**EXERCISE TASK A:** In the forum thread on speeding up application restarts, how long does creating the data model take?
**EXERCISE TASK B:** Continue the forum thread on speeding up application restarts from the point where it stops.

**DOCUMENT SEGMENT:**
____
4
votes

I'm reading about 7 million lines of data and it takes close to two minutes to load everything up when I restart my application. I'm trying to figure out the best way to speed things up so that it only takes a few seconds at most to restart the application. Here is the code I'm looking to speed up and the amount of time it currently takes:

// Creating data model - this takes about 1.77 minutes
DataModel datamodel = new FileDataModel(new File("datafile"));

// ItemSimilarity object - this takes about 1 millisecond
ItemSimilarity similarity = new TanimotoCoefficientSimilarity(datamodel);

// Recommender - this takes about 3 milliseconds
ItemBasedRecommender irecommender = new GenericBooleanPrefItemBasedRecommender(datamodel, similarity);

// List of Recommendations - this takes about 365 milliseconds
List<RecommendedItem> irecommendations = irecommender.mostSimilarItems(item, amount);

I'm wondering if:

  • there is a way to output the DataModel to another file so that I could just read it in instead of having to create it every time?
  • If that is possible then is it possible to output the data from the ItemSimilarity to another file and just read that in instead of creating the DataModel and calculating the ItemSimilarity every time?
1

1 Answers

2
votes

Your first question

there is a way to output the DataModel to another file so that I could just read it in instead of having to create it every time?

Yes, you could serialize it. BUT be aware of the potential issues with serializing (see http://www.ibm.com/developerworks/library/j-5things1/). You might find that there are some speed improvements, but they might not as dramatic as you think.
____
**ENTRIES PROVIDED:**
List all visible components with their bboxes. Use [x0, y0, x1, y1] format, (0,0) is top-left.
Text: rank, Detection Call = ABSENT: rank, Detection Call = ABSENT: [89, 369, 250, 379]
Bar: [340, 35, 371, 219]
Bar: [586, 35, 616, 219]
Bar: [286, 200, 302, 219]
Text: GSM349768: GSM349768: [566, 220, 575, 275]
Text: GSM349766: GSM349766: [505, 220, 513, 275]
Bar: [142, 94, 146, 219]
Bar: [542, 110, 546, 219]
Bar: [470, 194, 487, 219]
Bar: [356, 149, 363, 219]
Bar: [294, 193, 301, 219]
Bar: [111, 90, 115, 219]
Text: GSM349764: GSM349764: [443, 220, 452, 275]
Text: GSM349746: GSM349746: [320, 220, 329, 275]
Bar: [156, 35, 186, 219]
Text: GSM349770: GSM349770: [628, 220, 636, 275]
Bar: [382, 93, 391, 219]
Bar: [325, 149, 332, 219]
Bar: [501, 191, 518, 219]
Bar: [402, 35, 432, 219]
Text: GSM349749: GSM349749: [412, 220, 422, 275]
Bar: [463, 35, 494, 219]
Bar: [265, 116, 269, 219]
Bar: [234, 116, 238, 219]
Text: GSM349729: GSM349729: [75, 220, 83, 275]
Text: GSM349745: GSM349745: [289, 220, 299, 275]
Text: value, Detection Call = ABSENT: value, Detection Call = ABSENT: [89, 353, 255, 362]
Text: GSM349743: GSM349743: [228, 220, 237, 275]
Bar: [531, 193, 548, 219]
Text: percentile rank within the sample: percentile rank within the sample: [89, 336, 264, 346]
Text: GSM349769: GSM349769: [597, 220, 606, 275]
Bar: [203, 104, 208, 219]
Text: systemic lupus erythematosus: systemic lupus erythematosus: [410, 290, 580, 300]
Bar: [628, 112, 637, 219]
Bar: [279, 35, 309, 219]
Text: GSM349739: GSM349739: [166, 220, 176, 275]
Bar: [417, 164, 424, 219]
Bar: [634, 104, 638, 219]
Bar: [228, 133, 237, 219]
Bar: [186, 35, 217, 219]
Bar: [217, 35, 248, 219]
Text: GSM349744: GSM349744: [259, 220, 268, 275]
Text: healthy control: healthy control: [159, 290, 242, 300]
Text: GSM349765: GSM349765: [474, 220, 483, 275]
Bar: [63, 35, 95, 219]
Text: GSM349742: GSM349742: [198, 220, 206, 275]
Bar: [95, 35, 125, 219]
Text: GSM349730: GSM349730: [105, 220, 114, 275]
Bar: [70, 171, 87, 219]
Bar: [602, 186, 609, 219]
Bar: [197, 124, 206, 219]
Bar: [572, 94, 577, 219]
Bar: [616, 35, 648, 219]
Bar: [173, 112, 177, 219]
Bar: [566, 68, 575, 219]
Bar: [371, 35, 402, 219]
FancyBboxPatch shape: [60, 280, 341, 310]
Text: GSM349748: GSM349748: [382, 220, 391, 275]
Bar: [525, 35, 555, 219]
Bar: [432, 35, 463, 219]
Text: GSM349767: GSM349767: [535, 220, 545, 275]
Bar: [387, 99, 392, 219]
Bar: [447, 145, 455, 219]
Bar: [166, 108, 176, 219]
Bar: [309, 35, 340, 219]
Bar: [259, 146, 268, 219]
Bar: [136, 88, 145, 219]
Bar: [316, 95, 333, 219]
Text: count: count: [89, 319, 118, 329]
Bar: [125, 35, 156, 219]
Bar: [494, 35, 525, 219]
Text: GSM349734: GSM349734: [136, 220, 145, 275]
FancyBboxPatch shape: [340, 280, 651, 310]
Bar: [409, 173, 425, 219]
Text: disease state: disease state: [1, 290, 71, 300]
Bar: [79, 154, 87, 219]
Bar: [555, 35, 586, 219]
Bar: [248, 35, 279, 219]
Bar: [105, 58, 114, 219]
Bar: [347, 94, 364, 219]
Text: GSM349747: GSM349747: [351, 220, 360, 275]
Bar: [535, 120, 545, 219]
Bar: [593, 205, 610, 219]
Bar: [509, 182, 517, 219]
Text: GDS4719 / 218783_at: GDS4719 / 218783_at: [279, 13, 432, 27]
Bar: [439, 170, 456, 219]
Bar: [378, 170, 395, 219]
____
**EXERCISE ANSWER A:** About 1.77 minutes.

**EXERCISE ANSWER B:**
Another option is to create a database to store the data you want to load in. Once you have stored the data you can simply load it into memory when you start your project. Using this approach you would see the first run of your application being slow (as your function takes the data from the database and stores it in memory). Every operation against the data would then be quick since it is in memory.

You could use an in-memory db such as HSQLDB, a relational db or a object db - which ever you are happy with. I'd probably look at a object db - you could load the objects straight into memory which might be faster than having the data in a relational db since you would have to map each individual field across into the object variable on creation.

Your second question

If that is possible then is it possible to output the data from the ItemSimilarity to another file and just read that in instead of creating the DataModel and calculating the ItemSimilarity every time?

You could also serialize this too. Again you need to be careful when using serialize to persist data. Also worth considering persisting this into a database then loading it into memory when your programme first starts.

Can't give the best option without knowing more about your programme. Is it for production, research, or just messing about. Try serialization first, but note any interaction with disk either in db or serialization is slow.

Hope that helps.